• INSTRUCTIONS TO FOLLOW: Write every line of the material out exactly as shown.

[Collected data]
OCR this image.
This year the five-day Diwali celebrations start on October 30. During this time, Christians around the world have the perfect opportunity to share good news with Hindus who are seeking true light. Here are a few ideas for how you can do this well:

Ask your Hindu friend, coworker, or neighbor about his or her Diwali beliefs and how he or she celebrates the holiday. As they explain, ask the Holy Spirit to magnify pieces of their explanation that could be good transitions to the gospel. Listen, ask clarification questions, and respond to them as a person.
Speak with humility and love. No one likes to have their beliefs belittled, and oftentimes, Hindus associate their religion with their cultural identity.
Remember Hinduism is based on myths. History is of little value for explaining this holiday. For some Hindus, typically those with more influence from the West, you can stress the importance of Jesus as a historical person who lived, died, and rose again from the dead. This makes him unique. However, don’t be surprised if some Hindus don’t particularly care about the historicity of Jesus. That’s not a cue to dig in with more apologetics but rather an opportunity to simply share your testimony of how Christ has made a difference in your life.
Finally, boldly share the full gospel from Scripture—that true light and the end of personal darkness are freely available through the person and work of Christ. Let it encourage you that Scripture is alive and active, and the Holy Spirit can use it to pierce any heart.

• ANSWER FOR THE TASK:
OCR this image.
This year the five-day Diwali celebrations start on October 30. During this time, Christians around the world have the perfect opportunity to share good news with Hindus who are seeking true light. Here are a few ideas for how you can do this well:

Ask your Hindu friend, coworker, or neighbor about his or her Diwali beliefs and how he or she celebrates the holiday. As they explain, ask the Holy Spirit to magnify pieces of their explanation that could be good transitions to the gospel. Listen, ask clarification questions, and respond to them as a person.
Speak with humility and love. No one likes to have their beliefs belittled, and oftentimes, Hindus associate their religion with their cultural identity.
Remember Hinduism is based on myths. History is of little value for explaining this holiday. For some Hindus, typically those with more influence from the West, you can stress the importance of Jesus as a historical person who lived, died, and rose again from the dead. This makes him unique. However, don’t be surprised if some Hindus don’t particularly care about the historicity of Jesus. That’s not a cue to dig in with more apologetics but rather an opportunity to simply share your testimony of how Christ has made a difference in your life.
Finally, boldly share the full gospel from Scripture—that true light and the end of personal darkness are freely available through the person and work of Christ. Let it encourage you that Scripture is alive and active, and the Holy Spirit can use it to pierce any heart.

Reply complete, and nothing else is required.